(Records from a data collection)
^^^^

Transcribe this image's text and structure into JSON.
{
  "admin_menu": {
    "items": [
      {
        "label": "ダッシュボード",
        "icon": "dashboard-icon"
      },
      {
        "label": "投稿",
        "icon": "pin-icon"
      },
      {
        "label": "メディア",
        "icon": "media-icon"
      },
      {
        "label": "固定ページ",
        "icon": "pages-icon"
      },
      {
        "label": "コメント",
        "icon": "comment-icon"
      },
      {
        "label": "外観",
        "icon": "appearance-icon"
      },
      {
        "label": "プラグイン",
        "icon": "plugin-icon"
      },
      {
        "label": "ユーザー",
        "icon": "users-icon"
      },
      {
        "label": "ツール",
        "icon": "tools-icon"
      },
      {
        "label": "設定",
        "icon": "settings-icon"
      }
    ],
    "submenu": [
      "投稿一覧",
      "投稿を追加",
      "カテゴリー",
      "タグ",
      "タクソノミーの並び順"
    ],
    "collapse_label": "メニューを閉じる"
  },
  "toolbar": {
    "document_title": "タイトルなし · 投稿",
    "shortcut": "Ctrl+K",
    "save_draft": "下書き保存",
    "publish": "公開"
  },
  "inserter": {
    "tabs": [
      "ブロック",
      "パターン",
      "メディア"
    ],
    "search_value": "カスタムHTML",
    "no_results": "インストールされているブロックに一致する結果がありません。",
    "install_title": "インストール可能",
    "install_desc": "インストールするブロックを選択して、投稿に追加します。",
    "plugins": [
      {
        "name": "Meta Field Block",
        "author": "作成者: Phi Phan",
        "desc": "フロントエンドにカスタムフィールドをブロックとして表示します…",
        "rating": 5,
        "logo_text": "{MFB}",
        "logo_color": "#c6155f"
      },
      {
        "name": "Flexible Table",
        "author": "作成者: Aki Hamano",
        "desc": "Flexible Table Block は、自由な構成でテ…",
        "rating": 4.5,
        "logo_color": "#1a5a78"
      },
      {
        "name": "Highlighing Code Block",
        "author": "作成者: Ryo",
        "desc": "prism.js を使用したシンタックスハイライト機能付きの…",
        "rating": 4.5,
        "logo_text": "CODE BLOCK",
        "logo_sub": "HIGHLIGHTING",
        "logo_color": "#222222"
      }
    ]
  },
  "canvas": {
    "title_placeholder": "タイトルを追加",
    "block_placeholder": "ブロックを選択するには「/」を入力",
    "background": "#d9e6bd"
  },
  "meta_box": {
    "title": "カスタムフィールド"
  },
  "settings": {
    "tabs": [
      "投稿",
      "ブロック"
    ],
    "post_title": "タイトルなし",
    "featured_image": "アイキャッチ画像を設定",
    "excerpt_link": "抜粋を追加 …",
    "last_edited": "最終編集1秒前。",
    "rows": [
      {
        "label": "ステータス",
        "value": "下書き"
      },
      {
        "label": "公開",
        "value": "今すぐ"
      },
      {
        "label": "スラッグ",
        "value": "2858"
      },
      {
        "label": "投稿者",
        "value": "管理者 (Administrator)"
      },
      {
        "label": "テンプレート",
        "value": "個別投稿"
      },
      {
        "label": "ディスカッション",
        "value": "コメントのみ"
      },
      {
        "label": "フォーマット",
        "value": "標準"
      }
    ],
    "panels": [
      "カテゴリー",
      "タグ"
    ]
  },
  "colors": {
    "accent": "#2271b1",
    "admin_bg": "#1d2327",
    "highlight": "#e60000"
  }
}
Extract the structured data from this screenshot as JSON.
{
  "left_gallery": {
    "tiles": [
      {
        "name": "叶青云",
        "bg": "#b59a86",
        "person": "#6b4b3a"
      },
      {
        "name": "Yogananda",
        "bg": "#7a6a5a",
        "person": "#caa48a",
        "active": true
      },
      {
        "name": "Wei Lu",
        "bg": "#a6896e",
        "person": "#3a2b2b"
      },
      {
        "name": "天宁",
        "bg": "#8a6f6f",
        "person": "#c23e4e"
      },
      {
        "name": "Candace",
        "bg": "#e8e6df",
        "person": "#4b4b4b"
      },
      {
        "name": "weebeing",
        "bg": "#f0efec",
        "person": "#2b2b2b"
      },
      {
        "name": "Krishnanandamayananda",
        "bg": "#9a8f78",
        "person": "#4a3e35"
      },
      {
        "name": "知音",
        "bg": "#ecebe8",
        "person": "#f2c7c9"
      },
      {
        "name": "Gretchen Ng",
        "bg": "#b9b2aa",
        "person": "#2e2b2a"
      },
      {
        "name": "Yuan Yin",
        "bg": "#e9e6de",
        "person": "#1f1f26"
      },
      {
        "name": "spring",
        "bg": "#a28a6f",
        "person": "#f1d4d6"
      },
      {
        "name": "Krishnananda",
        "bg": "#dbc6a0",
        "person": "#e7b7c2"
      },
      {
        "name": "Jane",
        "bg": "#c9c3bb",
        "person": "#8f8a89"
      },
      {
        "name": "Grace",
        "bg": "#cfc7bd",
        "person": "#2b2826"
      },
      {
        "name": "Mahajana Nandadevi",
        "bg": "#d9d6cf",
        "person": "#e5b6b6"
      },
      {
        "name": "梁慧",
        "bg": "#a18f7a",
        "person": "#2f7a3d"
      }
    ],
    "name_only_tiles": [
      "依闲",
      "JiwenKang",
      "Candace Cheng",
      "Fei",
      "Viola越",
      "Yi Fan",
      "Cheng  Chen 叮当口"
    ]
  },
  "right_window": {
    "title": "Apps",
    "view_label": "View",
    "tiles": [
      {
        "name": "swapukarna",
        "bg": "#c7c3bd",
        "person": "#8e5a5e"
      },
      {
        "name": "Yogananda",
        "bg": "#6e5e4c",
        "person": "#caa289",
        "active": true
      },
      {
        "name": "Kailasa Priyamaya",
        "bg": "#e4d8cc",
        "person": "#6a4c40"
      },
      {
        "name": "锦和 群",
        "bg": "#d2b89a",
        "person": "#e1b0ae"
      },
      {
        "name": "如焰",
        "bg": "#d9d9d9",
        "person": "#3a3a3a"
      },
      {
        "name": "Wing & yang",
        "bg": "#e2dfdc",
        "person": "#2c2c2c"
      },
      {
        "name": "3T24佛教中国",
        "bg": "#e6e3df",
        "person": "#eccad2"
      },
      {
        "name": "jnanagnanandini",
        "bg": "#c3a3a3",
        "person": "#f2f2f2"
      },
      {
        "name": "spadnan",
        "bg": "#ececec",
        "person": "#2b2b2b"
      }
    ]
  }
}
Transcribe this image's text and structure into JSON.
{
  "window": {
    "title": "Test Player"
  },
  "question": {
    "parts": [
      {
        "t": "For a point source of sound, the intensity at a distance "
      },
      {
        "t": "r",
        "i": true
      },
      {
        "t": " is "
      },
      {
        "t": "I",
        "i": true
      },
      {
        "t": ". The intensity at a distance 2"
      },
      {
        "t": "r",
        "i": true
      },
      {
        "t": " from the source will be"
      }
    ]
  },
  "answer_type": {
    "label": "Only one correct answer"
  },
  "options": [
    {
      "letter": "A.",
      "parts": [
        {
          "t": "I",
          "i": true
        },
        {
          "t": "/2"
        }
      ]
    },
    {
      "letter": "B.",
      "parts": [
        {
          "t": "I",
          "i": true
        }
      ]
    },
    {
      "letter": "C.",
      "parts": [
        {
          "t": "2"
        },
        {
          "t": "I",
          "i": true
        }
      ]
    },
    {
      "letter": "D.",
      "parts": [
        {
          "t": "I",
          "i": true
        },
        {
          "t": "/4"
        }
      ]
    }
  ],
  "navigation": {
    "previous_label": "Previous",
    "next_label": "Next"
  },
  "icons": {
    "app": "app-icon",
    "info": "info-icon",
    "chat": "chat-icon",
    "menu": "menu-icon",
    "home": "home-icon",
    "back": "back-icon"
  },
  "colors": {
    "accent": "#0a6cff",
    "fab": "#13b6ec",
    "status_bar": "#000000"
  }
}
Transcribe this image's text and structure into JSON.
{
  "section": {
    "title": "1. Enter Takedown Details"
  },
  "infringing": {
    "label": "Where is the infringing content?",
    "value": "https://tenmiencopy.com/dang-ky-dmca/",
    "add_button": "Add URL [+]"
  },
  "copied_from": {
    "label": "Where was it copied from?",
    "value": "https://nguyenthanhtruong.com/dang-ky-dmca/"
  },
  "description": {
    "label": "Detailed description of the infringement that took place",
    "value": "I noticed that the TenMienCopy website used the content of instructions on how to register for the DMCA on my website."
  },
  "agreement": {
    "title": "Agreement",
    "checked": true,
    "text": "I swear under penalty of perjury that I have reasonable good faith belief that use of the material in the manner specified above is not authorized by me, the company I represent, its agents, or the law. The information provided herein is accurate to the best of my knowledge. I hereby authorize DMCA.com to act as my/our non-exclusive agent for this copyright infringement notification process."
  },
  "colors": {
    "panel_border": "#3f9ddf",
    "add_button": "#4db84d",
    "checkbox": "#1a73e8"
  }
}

^^^^

Required work ▸
Find all lines holding the string "description" and copy them.

Solved problem ▸
  "description": {
    "label": "Detailed description of the infringement that took place",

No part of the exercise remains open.